Exercise objective:
Each record is to be transcribed exactly.

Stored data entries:
------------------------------------------------------------------------

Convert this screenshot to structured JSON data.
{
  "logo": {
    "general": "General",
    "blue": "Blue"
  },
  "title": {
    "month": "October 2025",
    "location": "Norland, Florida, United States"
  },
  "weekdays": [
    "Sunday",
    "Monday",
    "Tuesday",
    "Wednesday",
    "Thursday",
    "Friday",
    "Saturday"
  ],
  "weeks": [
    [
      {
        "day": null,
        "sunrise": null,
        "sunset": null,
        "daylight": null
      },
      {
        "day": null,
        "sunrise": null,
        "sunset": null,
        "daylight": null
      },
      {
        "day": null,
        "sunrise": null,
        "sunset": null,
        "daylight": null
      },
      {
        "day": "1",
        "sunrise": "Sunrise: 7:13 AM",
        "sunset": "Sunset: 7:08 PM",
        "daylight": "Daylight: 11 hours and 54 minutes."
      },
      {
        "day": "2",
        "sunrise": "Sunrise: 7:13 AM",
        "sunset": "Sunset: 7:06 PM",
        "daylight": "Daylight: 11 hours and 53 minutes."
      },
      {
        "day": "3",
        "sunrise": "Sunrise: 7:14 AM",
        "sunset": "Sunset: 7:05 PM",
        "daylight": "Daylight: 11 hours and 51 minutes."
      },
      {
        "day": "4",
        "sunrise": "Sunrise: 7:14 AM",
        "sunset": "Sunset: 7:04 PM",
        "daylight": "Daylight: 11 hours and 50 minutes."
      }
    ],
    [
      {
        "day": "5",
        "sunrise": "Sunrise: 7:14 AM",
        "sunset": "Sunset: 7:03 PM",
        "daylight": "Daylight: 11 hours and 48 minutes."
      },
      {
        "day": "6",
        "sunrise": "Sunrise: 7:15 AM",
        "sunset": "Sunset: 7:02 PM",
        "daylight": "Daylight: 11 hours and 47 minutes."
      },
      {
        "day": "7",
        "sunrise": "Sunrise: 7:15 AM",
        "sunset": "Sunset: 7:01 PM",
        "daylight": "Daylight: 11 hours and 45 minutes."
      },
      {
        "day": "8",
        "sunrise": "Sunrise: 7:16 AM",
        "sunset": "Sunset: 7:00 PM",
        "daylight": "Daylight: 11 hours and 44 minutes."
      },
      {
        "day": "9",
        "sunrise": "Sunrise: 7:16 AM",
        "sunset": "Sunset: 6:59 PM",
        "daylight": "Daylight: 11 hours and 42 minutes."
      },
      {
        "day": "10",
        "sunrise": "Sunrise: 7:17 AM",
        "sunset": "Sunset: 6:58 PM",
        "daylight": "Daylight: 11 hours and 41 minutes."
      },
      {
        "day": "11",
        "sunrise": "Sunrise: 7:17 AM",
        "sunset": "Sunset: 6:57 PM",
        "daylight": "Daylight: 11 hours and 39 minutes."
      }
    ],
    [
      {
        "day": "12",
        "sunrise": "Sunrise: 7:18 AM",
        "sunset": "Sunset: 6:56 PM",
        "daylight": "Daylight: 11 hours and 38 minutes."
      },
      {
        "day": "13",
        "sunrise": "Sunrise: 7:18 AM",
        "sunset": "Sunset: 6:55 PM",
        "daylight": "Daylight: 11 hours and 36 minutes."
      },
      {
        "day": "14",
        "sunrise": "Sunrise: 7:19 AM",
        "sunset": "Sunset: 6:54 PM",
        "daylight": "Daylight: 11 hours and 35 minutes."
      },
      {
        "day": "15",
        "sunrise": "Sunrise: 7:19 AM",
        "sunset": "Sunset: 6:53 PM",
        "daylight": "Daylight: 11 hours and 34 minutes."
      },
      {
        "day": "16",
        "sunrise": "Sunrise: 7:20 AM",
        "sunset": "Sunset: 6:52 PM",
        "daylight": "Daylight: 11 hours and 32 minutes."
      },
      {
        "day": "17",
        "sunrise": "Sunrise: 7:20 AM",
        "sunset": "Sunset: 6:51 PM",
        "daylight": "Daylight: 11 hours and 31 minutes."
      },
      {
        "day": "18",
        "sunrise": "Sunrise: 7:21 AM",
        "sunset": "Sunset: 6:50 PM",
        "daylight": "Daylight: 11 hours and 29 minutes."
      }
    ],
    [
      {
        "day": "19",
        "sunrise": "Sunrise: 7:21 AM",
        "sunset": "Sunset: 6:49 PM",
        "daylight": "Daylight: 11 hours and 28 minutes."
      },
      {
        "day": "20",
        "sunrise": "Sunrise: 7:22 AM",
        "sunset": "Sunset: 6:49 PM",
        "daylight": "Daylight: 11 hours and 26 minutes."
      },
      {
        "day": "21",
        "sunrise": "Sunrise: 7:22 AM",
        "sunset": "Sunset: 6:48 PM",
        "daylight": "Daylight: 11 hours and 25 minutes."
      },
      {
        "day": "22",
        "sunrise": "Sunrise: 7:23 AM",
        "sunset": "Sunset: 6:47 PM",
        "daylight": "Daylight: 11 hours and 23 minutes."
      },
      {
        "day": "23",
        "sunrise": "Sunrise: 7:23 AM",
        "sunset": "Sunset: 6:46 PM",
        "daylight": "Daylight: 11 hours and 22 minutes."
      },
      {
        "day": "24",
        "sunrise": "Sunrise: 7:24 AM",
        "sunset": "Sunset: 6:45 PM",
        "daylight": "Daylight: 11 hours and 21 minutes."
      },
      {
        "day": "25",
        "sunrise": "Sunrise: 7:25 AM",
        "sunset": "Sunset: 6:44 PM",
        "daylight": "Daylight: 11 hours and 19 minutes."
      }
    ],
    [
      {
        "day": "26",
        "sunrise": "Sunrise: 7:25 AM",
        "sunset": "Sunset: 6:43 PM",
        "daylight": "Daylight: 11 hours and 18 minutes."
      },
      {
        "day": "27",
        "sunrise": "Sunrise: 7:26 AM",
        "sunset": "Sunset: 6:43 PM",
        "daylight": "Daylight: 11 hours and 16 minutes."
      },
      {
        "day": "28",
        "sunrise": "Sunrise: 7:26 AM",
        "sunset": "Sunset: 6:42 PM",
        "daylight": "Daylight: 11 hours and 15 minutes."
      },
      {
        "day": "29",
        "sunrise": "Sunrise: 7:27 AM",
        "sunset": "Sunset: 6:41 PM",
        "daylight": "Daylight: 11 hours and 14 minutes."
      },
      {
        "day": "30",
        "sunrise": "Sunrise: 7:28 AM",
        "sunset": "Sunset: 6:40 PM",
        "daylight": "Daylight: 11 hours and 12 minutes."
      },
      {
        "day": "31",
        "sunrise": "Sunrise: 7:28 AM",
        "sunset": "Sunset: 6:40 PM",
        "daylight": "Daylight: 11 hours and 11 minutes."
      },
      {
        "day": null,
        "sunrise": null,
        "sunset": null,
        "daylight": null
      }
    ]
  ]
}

------------------------------------------------------------------------

Exercise output:
Convert this screenshot to structured JSON data.
{
  "logo": {
    "general": "General",
    "blue": "Blue"
  },
  "title": {
    "month": "October 2025",
    "location": "Norland, Florida, United States"
  },
  "weekdays": [
    "Sunday",
    "Monday",
    "Tuesday",
    "Wednesday",
    "Thursday",
    "Friday",
    "Saturday"
  ],
  "weeks": [
    [
      {
        "day": null,
        "sunrise": null,
        "sunset": null,
        "daylight": null
      },
      {
        "day": null,
        "sunrise": null,
        "sunset": null,
        "daylight": null
      },
      {
        "day": null,
        "sunrise": null,
        "sunset": null,
        "daylight": null
      },
      {
        "day": "1",
        "sunrise": "Sunrise: 7:13 AM",
        "sunset": "Sunset: 7:08 PM",
        "daylight": "Daylight: 11 hours and 54 minutes."
      },
      {
        "day": "2",
        "sunrise": "Sunrise: 7:13 AM",
        "sunset": "Sunset: 7:06 PM",
        "daylight": "Daylight: 11 hours and 53 minutes."
      },
      {
        "day": "3",
        "sunrise": "Sunrise: 7:14 AM",
        "sunset": "Sunset: 7:05 PM",
        "daylight": "Daylight: 11 hours and 51 minutes."
      },
      {
        "day": "4",
        "sunrise": "Sunrise: 7:14 AM",
        "sunset": "Sunset: 7:04 PM",
        "daylight": "Daylight: 11 hours and 50 minutes."
      }
    ],
    [
      {
        "day": "5",
        "sunrise": "Sunrise: 7:14 AM",
        "sunset": "Sunset: 7:03 PM",
        "daylight": "Daylight: 11 hours and 48 minutes."
      },
      {
        "day": "6",
        "sunrise": "Sunrise: 7:15 AM",
        "sunset": "Sunset: 7:02 PM",
        "daylight": "Daylight: 11 hours and 47 minutes."
      },
      {
        "day": "7",
        "sunrise": "Sunrise: 7:15 AM",
        "sunset": "Sunset: 7:01 PM",
        "daylight": "Daylight: 11 hours and 45 minutes."
      },
      {
        "day": "8",
        "sunrise": "Sunrise: 7:16 AM",
        "sunset": "Sunset: 7:00 PM",
        "daylight": "Daylight: 11 hours and 44 minutes."
      },
      {
        "day": "9",
        "sunrise": "Sunrise: 7:16 AM",
        "sunset": "Sunset: 6:59 PM",
        "daylight": "Daylight: 11 hours and 42 minutes."
      },
      {
        "day": "10",
        "sunrise": "Sunrise: 7:17 AM",
        "sunset": "Sunset: 6:58 PM",
        "daylight": "Daylight: 11 hours and 41 minutes."
      },
      {
        "day": "11",
        "sunrise": "Sunrise: 7:17 AM",
        "sunset": "Sunset: 6:57 PM",
        "daylight": "Daylight: 11 hours and 39 minutes."
      }
    ],
    [
      {
        "day": "12",
        "sunrise": "Sunrise: 7:18 AM",
        "sunset": "Sunset: 6:56 PM",
        "daylight": "Daylight: 11 hours and 38 minutes."
      },
      {
        "day": "13",
        "sunrise": "Sunrise: 7:18 AM",
        "sunset": "Sunset: 6:55 PM",
        "daylight": "Daylight: 11 hours and 36 minutes."
      },
      {
        "day": "14",
        "sunrise": "Sunrise: 7:19 AM",
        "sunset": "Sunset: 6:54 PM",
        "daylight": "Daylight: 11 hours and 35 minutes."
      },
      {
        "day": "15",
        "sunrise": "Sunrise: 7:19 AM",
        "sunset": "Sunset: 6:53 PM",
        "daylight": "Daylight: 11 hours and 34 minutes."
      },
      {
        "day": "16",
        "sunrise": "Sunrise: 7:20 AM",
        "sunset": "Sunset: 6:52 PM",
        "daylight": "Daylight: 11 hours and 32 minutes."
      },
      {
        "day": "17",
        "sunrise": "Sunrise: 7:20 AM",
        "sunset": "Sunset: 6:51 PM",
        "daylight": "Daylight: 11 hours and 31 minutes."
      },
      {
        "day": "18",
        "sunrise": "Sunrise: 7:21 AM",
        "sunset": "Sunset: 6:50 PM",
        "daylight": "Daylight: 11 hours and 29 minutes."
      }
    ],
    [
      {
        "day": "19",
        "sunrise": "Sunrise: 7:21 AM",
        "sunset": "Sunset: 6:49 PM",
        "daylight": "Daylight: 11 hours and 28 minutes."
      },
      {
        "day": "20",
        "sunrise": "Sunrise: 7:22 AM",
        "sunset": "Sunset: 6:49 PM",
        "daylight": "Daylight: 11 hours and 26 minutes."
      },
      {
        "day": "21",
        "sunrise": "Sunrise: 7:22 AM",
        "sunset": "Sunset: 6:48 PM",
        "daylight": "Daylight: 11 hours and 25 minutes."
      },
      {
        "day": "22",
        "sunrise": "Sunrise: 7:23 AM",
        "sunset": "Sunset: 6:47 PM",
        "daylight": "Daylight: 11 hours and 23 minutes."
      },
      {
        "day": "23",
        "sunrise": "Sunrise: 7:23 AM",
        "sunset": "Sunset: 6:46 PM",
        "daylight": "Daylight: 11 hours and 22 minutes."
      },
      {
        "day": "24",
        "sunrise": "Sunrise: 7:24 AM",
        "sunset": "Sunset: 6:45 PM",
        "daylight": "Daylight: 11 hours and 21 minutes."
      },
      {
        "day": "25",
        "sunrise": "Sunrise: 7:25 AM",
        "sunset": "Sunset: 6:44 PM",
        "daylight": "Daylight: 11 hours and 19 minutes."
      }
    ],
    [
      {
        "day": "26",
        "sunrise": "Sunrise: 7:25 AM",
        "sunset": "Sunset: 6:43 PM",
        "daylight": "Daylight: 11 hours and 18 minutes."
      },
      {
        "day": "27",
        "sunrise": "Sunrise: 7:26 AM",
        "sunset": "Sunset: 6:43 PM",
        "daylight": "Daylight: 11 hours and 16 minutes."
      },
      {
        "day": "28",
        "sunrise": "Sunrise: 7:26 AM",
        "sunset": "Sunset: 6:42 PM",
        "daylight": "Daylight: 11 hours and 15 minutes."
      },
      {
        "day": "29",
        "sunrise": "Sunrise: 7:27 AM",
        "sunset": "Sunset: 6:41 PM",
        "daylight": "Daylight: 11 hours and 14 minutes."
      },
      {
        "day": "30",
        "sunrise": "Sunrise: 7:28 AM",
        "sunset": "Sunset: 6:40 PM",
        "daylight": "Daylight: 11 hours and 12 minutes."
      },
      {
        "day": "31",
        "sunrise": "Sunrise: 7:28 AM",
        "sunset": "Sunset: 6:40 PM",
        "daylight": "Daylight: 11 hours and 11 minutes."
      },
      {
        "day": null,
        "sunrise": null,
        "sunset": null,
        "daylight": null
      }
    ]
  ]
}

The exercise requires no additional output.